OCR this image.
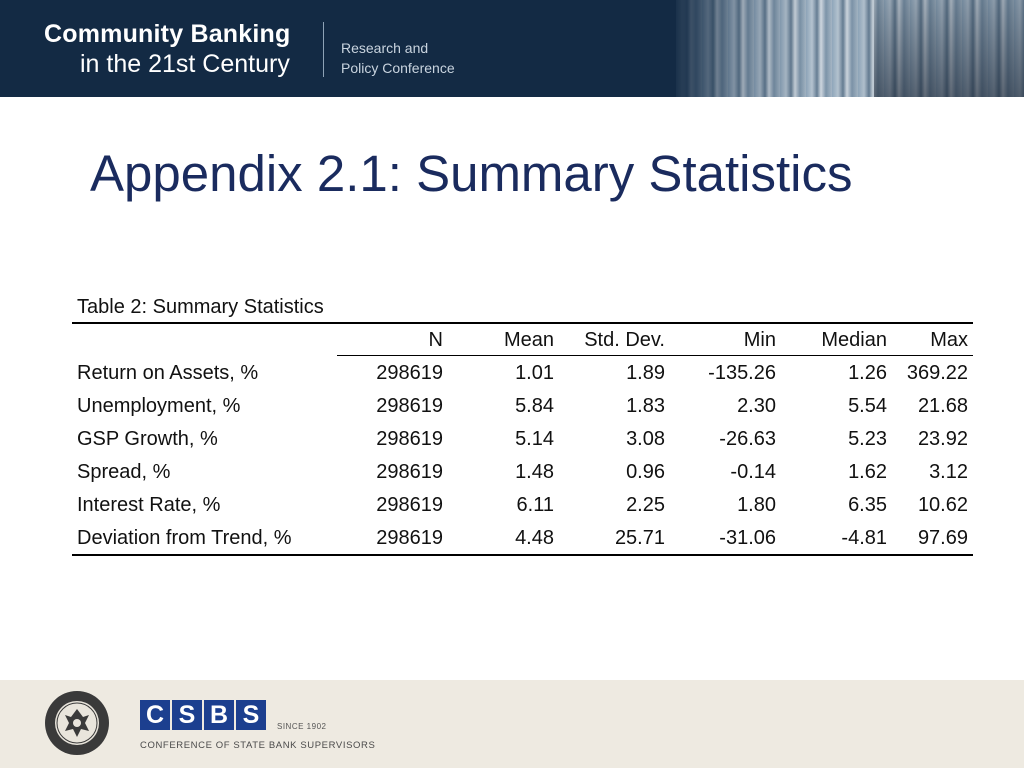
Community Banking
in the 21st Century
Research and
Policy Conference
Appendix 2.1: Summary Statistics
Table 2: Summary Statistics
	N	Mean	Std. Dev.	Min	Median	Max
Return on Assets, %	298619	1.01	1.89	-135.26	1.26	369.22
Unemployment, %	298619	5.84	1.83	2.30	5.54	21.68
GSP Growth, %	298619	5.14	3.08	-26.63	5.23	23.92
Spread, %	298619	1.48	0.96	-0.14	1.62	3.12
Interest Rate, %	298619	6.11	2.25	1.80	6.35	10.62
Deviation from Trend, %	298619	4.48	25.71	-31.06	-4.81	97.69
C S B S	SINCE 1902
CONFERENCE OF STATE BANK SUPERVISORS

What the exercise asks> Restate the listing above word for word, and skip the pictures.

Solved exercise>
OCR this image.
Community Banking
in the 21st Century
Research and
Policy Conference
Appendix 2.1: Summary Statistics
Table 2: Summary Statistics
	N	Mean	Std. Dev.	Min	Median	Max
Return on Assets, %	298619	1.01	1.89	-135.26	1.26	369.22
Unemployment, %	298619	5.84	1.83	2.30	5.54	21.68
GSP Growth, %	298619	5.14	3.08	-26.63	5.23	23.92
Spread, %	298619	1.48	0.96	-0.14	1.62	3.12
Interest Rate, %	298619	6.11	2.25	1.80	6.35	10.62
Deviation from Trend, %	298619	4.48	25.71	-31.06	-4.81	97.69
C S B S	SINCE 1902
CONFERENCE OF STATE BANK SUPERVISORS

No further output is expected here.